= STATED EXERCISE =
Check every line below for the word "this" and copy each one that has it.

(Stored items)
- - -

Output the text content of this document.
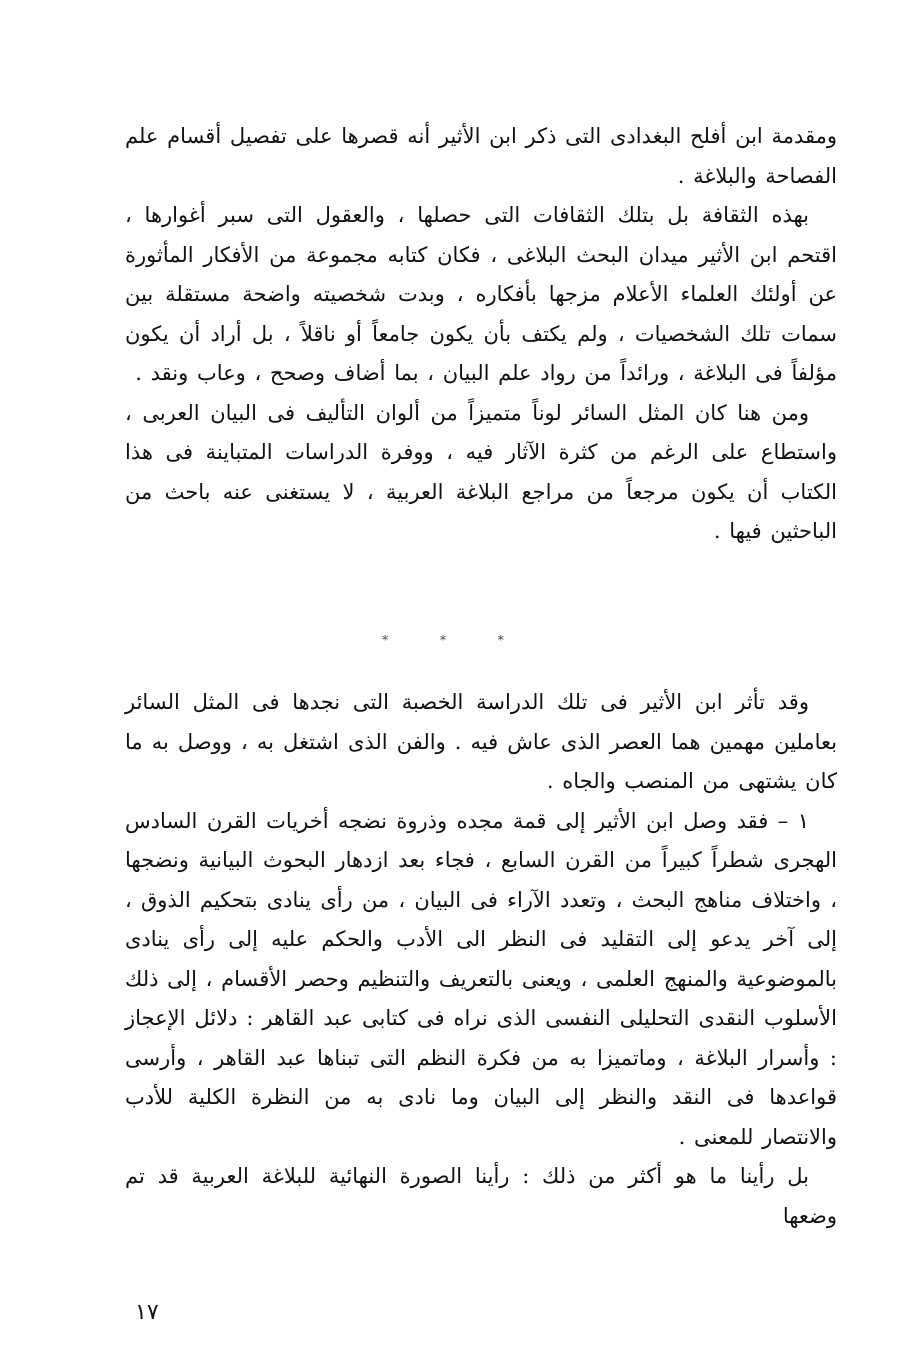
ومقدمة ابن أفلح البغدادى التى ذكر ابن الأثير أنه قصرها على تفصيل أقسام علم الفصاحة والبلاغة .

بهذه الثقافة بل بتلك الثقافات التى حصلها ، والعقول التى سبر أغوارها ، اقتحم ابن الأثير ميدان البحث البلاغى ، فكان كتابه مجموعة من الأفكار المأثورة عن أولئك العلماء الأعلام مزجها بأفكاره ، وبدت شخصيته واضحة مستقلة بين سمات تلك الشخصيات ، ولم يكتف بأن يكون جامعاً أو ناقلاً ، بل أراد أن يكون مؤلفاً فى البلاغة ، ورائداً من رواد علم البيان ، بما أضاف وصحح ، وعاب ونقد .

ومن هنا كان المثل السائر لوناً متميزاً من ألوان التأليف فى البيان العربى ، واستطاع على الرغم من كثرة الآثار فيه ، ووفرة الدراسات المتباينة فى هذا الكتاب أن يكون مرجعاً من مراجع البلاغة العربية ، لا يستغنى عنه باحث من الباحثين فيها .

* * *

وقد تأثر ابن الأثير فى تلك الدراسة الخصبة التى نجدها فى المثل السائر بعاملين مهمين هما العصر الذى عاش فيه . والفن الذى اشتغل به ، ووصل به ما كان يشتهى من المنصب والجاه .

١ – فقد وصل ابن الأثير إلى قمة مجده وذروة نضجه أخريات القرن السادس الهجرى شطراً كبيراً من القرن السابع ، فجاء بعد ازدهار البحوث البيانية ونضجها ، واختلاف مناهج البحث ، وتعدد الآراء فى البيان ، من رأى ينادى بتحكيم الذوق ، إلى آخر يدعو إلى التقليد فى النظر الى الأدب والحكم عليه إلى رأى ينادى بالموضوعية والمنهج العلمى ، ويعنى بالتعريف والتنظيم وحصر الأقسام ، إلى ذلك الأسلوب النقدى التحليلى النفسى الذى نراه فى كتابى عبد القاهر : دلائل الإعجاز : وأسرار البلاغة ، وماتميزا به من فكرة النظم التى تبناها عبد القاهر ، وأرسى قواعدها فى النقد والنظر إلى البيان وما نادى به من النظرة الكلية للأدب والانتصار للمعنى .

بل رأينا ما هو أكثر من ذلك : رأينا الصورة النهائية للبلاغة العربية قد تم وضعها

١٧
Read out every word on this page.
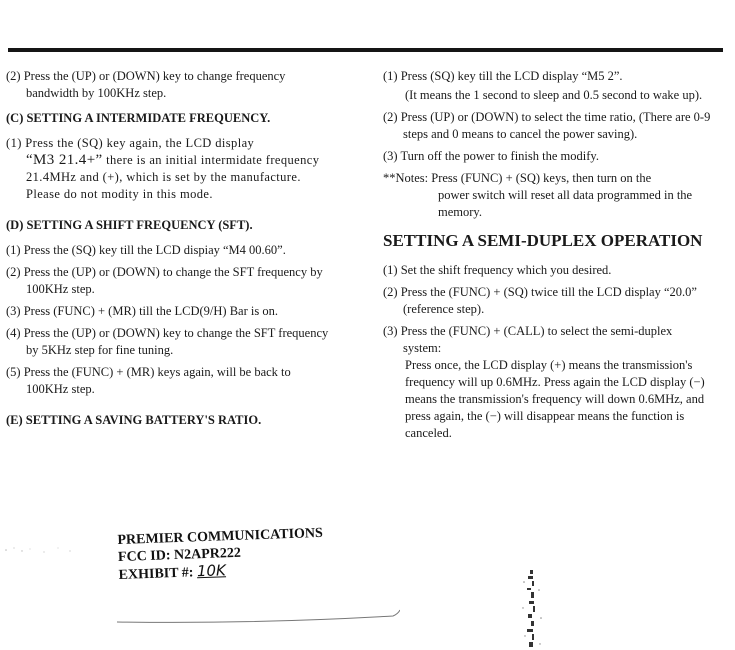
(2) Press the (UP) or (DOWN) key to change frequency bandwidth by 100KHz step.

(C) SETTING A INTERMIDATE FREQUENCY.

(1) Press the (SQ) key again, the LCD display
“M3 21.4+” there is an initial intermidate frequency 21.4MHz and (+), which is set by the manufacture. Please do not modity in this mode.

(D) SETTING A SHIFT FREQUENCY (SFT).

(1) Press the (SQ) key till the LCD dispiay “M4 00.60”.

(2) Press the (UP) or (DOWN) to change the SFT frequency by 100KHz step.

(3) Press (FUNC) + (MR) till the LCD(9/H) Bar is on.

(4) Press the (UP) or (DOWN) key to change the SFT frequency by 5KHz step for fine tuning.

(5) Press the (FUNC) + (MR) keys again, will be back to 100KHz step.

(E) SETTING A SAVING BATTERY'S RATIO.

(1) Press (SQ) key till the LCD display “M5 2”.

(It means the 1 second to sleep and 0.5 second to wake up).

(2) Press (UP) or (DOWN) to select the time ratio, (There are 0-9 steps and 0 means to cancel the power saving).

(3) Turn off the power to finish the modify.

**Notes: Press (FUNC) + (SQ) keys, then turn on the

power switch will reset all data programmed in the memory.

SETTING A SEMI-DUPLEX OPERATION

(1) Set the shift frequency which you desired.

(2) Press the (FUNC) + (SQ) twice till the LCD display “20.0” (reference step).

(3) Press the (FUNC) + (CALL) to select the semi-duplex system:

Press once, the LCD display (+) means the transmission's frequency will up 0.6MHz. Press again the LCD display (−) means the transmission's frequency will down 0.6MHz, and press again, the (−) will disappear means the function is canceled.

PREMIER COMMUNICATIONS
FCC ID: N2APR222
EXHIBIT #: 10K
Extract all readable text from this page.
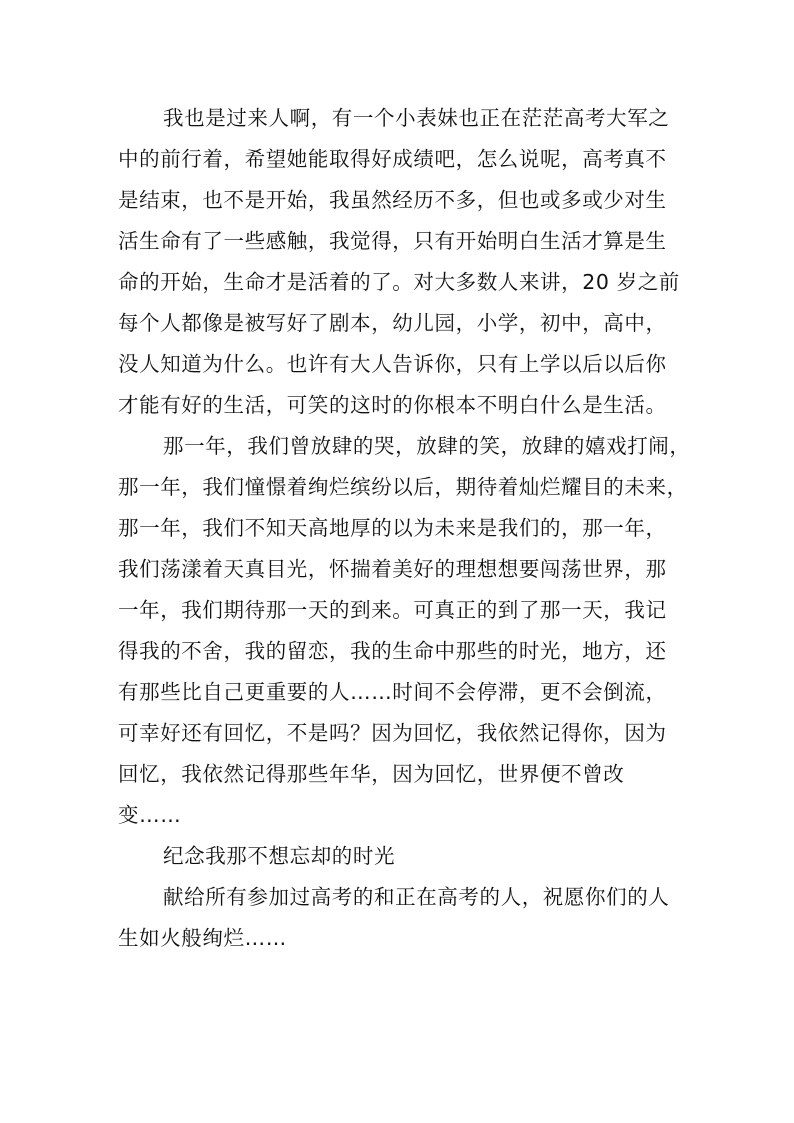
我也是过来人啊，有一个小表妹也正在茫茫高考大军之
中的前行着，希望她能取得好成绩吧，怎么说呢，高考真不
是结束，也不是开始，我虽然经历不多，但也或多或少对生
活生命有了一些感触，我觉得，只有开始明白生活才算是生
命的开始，生命才是活着的了。对大多数人来讲，20 岁之前
每个人都像是被写好了剧本，幼儿园，小学，初中，高中，
没人知道为什么。也许有大人告诉你，只有上学以后以后你
才能有好的生活，可笑的这时的你根本不明白什么是生活。
那一年，我们曾放肆的哭，放肆的笑，放肆的嬉戏打闹，
那一年，我们憧憬着绚烂缤纷以后，期待着灿烂耀目的未来，
那一年，我们不知天高地厚的以为未来是我们的，那一年，
我们荡漾着天真目光，怀揣着美好的理想想要闯荡世界，那
一年，我们期待那一天的到来。可真正的到了那一天，我记
得我的不舍，我的留恋，我的生命中那些的时光，地方，还
有那些比自己更重要的人……时间不会停滞，更不会倒流，
可幸好还有回忆，不是吗？因为回忆，我依然记得你，因为
回忆，我依然记得那些年华，因为回忆，世界便不曾改
变……
纪念我那不想忘却的时光
献给所有参加过高考的和正在高考的人，祝愿你们的人
生如火般绚烂……
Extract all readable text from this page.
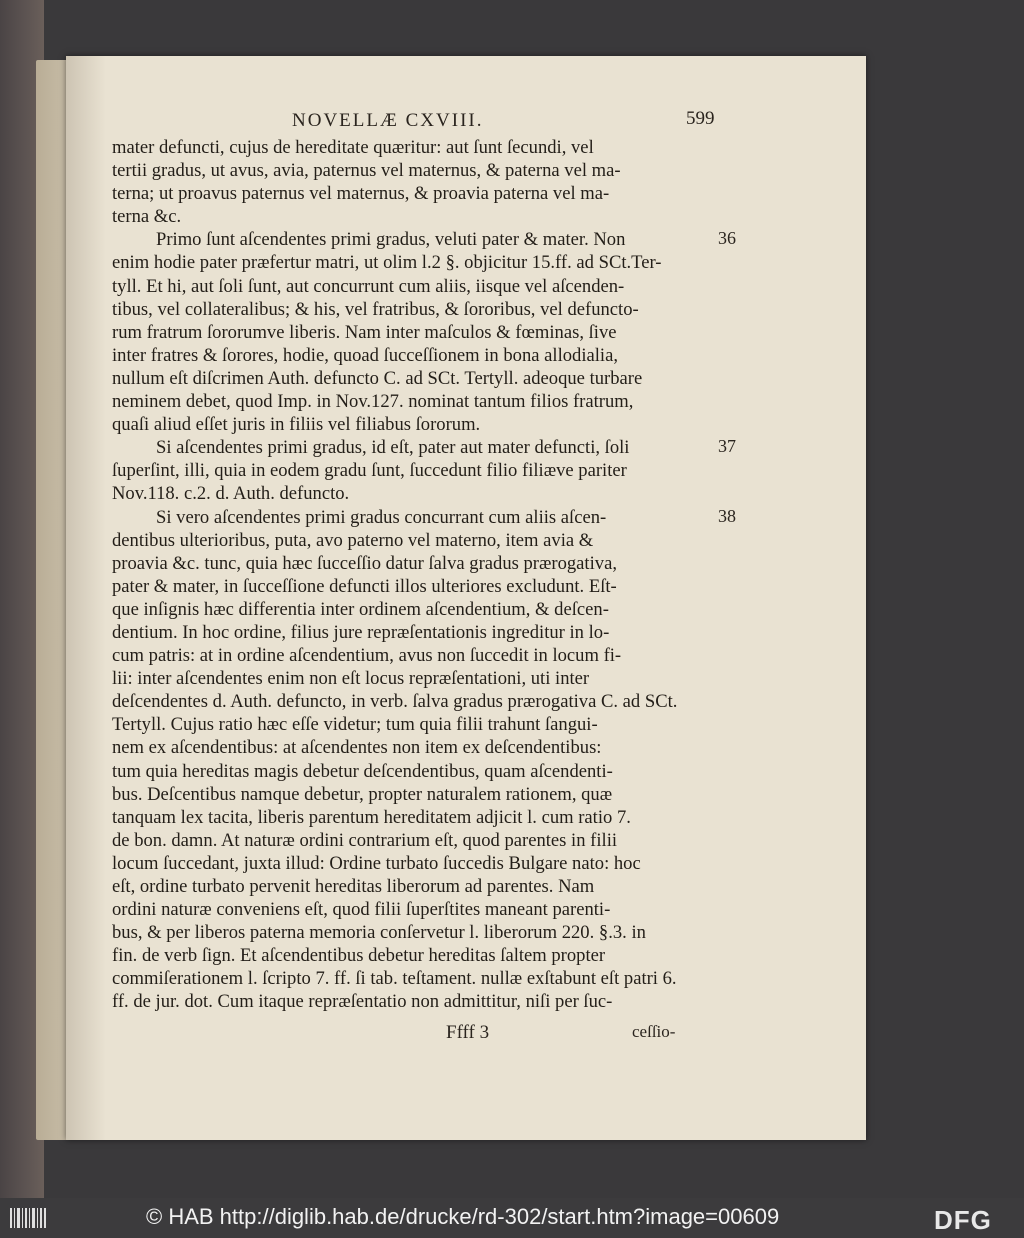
NOVELLÆ CXVIII.	599
mater defuncti, cujus de hereditate quæritur: aut ſunt ſecundi, vel
tertii gradus, ut avus, avia, paternus vel maternus, & paterna vel ma-
terna; ut proavus paternus vel maternus, & proavia paterna vel ma-
terna &c.
Primo ſunt aſcendentes primi gradus, veluti pater & mater. Non
enim hodie pater præfertur matri, ut olim l.2 §. objicitur 15.ff. ad SCt.Ter-
tyll. Et hi, aut ſoli ſunt, aut concurrunt cum aliis, iisque vel aſcenden-
tibus, vel collateralibus; & his, vel fratribus, & ſororibus, vel defuncto-
rum fratrum ſororumve liberis. Nam inter maſculos & fœminas, ſive
inter fratres & ſorores, hodie, quoad ſucceſſionem in bona allodialia,
nullum eſt diſcrimen Auth. defuncto C. ad SCt. Tertyll. adeoque turbare
neminem debet, quod Imp. in Nov.127. nominat tantum filios fratrum,
quaſi aliud eſſet juris in filiis vel filiabus ſororum.
Si aſcendentes primi gradus, id eſt, pater aut mater defuncti, ſoli
ſuperſint, illi, quia in eodem gradu ſunt, ſuccedunt filio filiæve pariter
Nov.118. c.2. d. Auth. defuncto.
Si vero aſcendentes primi gradus concurrant cum aliis aſcen-
dentibus ulterioribus, puta, avo paterno vel materno, item avia &
proavia &c. tunc, quia hæc ſucceſſio datur ſalva gradus prærogativa,
pater & mater, in ſucceſſione defuncti illos ulteriores excludunt. Eſt-
que inſignis hæc differentia inter ordinem aſcendentium, & deſcen-
dentium. In hoc ordine, filius jure repræſentationis ingreditur in lo-
cum patris: at in ordine aſcendentium, avus non ſuccedit in locum fi-
lii: inter aſcendentes enim non eſt locus repræſentationi, uti inter
deſcendentes d. Auth. defuncto, in verb. ſalva gradus prærogativa C. ad SCt.
Tertyll. Cujus ratio hæc eſſe videtur; tum quia filii trahunt ſangui-
nem ex aſcendentibus: at aſcendentes non item ex deſcendentibus:
tum quia hereditas magis debetur deſcendentibus, quam aſcendenti-
bus. Deſcentibus namque debetur, propter naturalem rationem, quæ
tanquam lex tacita, liberis parentum hereditatem adjicit l. cum ratio 7.
de bon. damn. At naturæ ordini contrarium eſt, quod parentes in filii
locum ſuccedant, juxta illud: Ordine turbato ſuccedis Bulgare nato: hoc
eſt, ordine turbato pervenit hereditas liberorum ad parentes. Nam
ordini naturæ conveniens eſt, quod filii ſuperſtites maneant parenti-
bus, & per liberos paterna memoria conſervetur l. liberorum 220. §.3. in
fin. de verb ſign. Et aſcendentibus debetur hereditas ſaltem propter
commiſerationem l. ſcripto 7. ff. ſi tab. teſtament. nullæ exſtabunt eſt patri 6.
ff. de jur. dot. Cum itaque repræſentatio non admittitur, niſi per ſuc-
36
37
38
Ffff 3	ceſſio-
© HAB http://diglib.hab.de/drucke/rd-302/start.htm?image=00609	DFG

- - -

= CORRECT RESPONSE =
Output the text content of this document.
Read out every word on this page.
“M3 21.4+” there is an initial intermidate frequency 21.4MHz and (+), which is set by the manufacture. Please do not modity in this mode.
Extract all readable text from this page.
Extract all readable text from this page.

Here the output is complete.